## SHORT TASK
Put every line of the records below into a numbered list, leaving out any blank lines.

%%

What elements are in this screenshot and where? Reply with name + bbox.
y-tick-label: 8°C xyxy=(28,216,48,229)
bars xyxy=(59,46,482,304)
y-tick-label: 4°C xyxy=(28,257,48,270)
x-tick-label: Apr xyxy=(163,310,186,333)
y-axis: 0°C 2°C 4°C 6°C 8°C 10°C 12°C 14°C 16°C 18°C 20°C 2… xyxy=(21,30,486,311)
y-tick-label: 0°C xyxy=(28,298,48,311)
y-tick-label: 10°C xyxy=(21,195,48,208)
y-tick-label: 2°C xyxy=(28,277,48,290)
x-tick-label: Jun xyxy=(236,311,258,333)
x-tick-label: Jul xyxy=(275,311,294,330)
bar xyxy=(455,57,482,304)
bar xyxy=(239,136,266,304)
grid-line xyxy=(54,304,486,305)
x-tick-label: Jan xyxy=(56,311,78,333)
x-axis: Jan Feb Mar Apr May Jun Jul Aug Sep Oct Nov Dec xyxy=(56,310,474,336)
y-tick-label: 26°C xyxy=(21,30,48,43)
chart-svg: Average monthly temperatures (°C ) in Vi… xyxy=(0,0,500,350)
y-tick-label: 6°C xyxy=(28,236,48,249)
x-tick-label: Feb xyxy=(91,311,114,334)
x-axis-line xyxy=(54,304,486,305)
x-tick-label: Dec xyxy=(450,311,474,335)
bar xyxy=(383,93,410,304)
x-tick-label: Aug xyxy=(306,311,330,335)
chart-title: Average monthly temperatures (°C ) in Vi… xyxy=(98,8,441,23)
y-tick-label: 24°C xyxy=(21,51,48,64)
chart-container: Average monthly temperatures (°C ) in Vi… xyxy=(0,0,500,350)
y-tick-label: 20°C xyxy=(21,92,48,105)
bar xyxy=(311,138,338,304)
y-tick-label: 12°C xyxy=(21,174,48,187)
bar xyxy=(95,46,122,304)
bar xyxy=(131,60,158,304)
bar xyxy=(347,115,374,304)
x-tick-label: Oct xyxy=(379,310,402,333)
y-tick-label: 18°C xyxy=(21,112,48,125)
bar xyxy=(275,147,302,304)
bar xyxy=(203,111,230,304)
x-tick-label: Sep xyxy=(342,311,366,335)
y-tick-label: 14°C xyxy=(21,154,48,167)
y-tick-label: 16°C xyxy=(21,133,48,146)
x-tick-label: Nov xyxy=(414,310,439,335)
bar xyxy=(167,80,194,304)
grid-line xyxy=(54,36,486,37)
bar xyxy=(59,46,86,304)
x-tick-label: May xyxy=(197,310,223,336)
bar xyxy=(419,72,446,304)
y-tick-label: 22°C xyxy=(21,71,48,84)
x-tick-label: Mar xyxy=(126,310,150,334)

%%

## PROBLEM SOLUTION
1. What elements are in this screenshot and where? Reply with name + bbox.
2. y-tick-label: 8°C xyxy=(28,216,48,229)
3. bars xyxy=(59,46,482,304)
4. y-tick-label: 4°C xyxy=(28,257,48,270)
5. x-tick-label: Apr xyxy=(163,310,186,333)
6. y-axis: 0°C 2°C 4°C 6°C 8°C 10°C 12°C 14°C 16°C 18°C 20°C 2… xyxy=(21,30,486,311)
7. y-tick-label: 0°C xyxy=(28,298,48,311)
8. y-tick-label: 10°C xyxy=(21,195,48,208)
9. y-tick-label: 2°C xyxy=(28,277,48,290)
10. x-tick-label: Jun xyxy=(236,311,258,333)
11. x-tick-label: Jul xyxy=(275,311,294,330)
12. bar xyxy=(455,57,482,304)
13. bar xyxy=(239,136,266,304)
14. grid-line xyxy=(54,304,486,305)
15. x-tick-label: Jan xyxy=(56,311,78,333)
16. x-axis: Jan Feb Mar Apr May Jun Jul Aug Sep Oct Nov Dec xyxy=(56,310,474,336)
17. y-tick-label: 26°C xyxy=(21,30,48,43)
18. chart-svg: Average monthly temperatures (°C ) in Vi… xyxy=(0,0,500,350)
19. y-tick-label: 6°C xyxy=(28,236,48,249)
20. x-tick-label: Feb xyxy=(91,311,114,334)
21. x-axis-line xyxy=(54,304,486,305)
22. x-tick-label: Dec xyxy=(450,311,474,335)
23. bar xyxy=(383,93,410,304)
24. x-tick-label: Aug xyxy=(306,311,330,335)
25. chart-title: Average monthly temperatures (°C ) in Vi… xyxy=(98,8,441,23)
26. y-tick-label: 24°C xyxy=(21,51,48,64)
27. chart-container: Average monthly temperatures (°C ) in Vi… xyxy=(0,0,500,350)
28. y-tick-label: 20°C xyxy=(21,92,48,105)
29. bar xyxy=(311,138,338,304)
30. y-tick-label: 12°C xyxy=(21,174,48,187)
31. bar xyxy=(95,46,122,304)
32. bar xyxy=(131,60,158,304)
33. bar xyxy=(347,115,374,304)
34. x-tick-label: Oct xyxy=(379,310,402,333)
35. y-tick-label: 18°C xyxy=(21,112,48,125)
36. bar xyxy=(275,147,302,304)
37. bar xyxy=(203,111,230,304)
38. x-tick-label: Sep xyxy=(342,311,366,335)
39. y-tick-label: 14°C xyxy=(21,154,48,167)
40. y-tick-label: 16°C xyxy=(21,133,48,146)
41. x-tick-label: Nov xyxy=(414,310,439,335)
42. bar xyxy=(167,80,194,304)
43. grid-line xyxy=(54,36,486,37)
44. bar xyxy=(59,46,86,304)
45. x-tick-label: May xyxy=(197,310,223,336)
46. bar xyxy=(419,72,446,304)
47. y-tick-label: 22°C xyxy=(21,71,48,84)
48. x-tick-label: Mar xyxy=(126,310,150,334)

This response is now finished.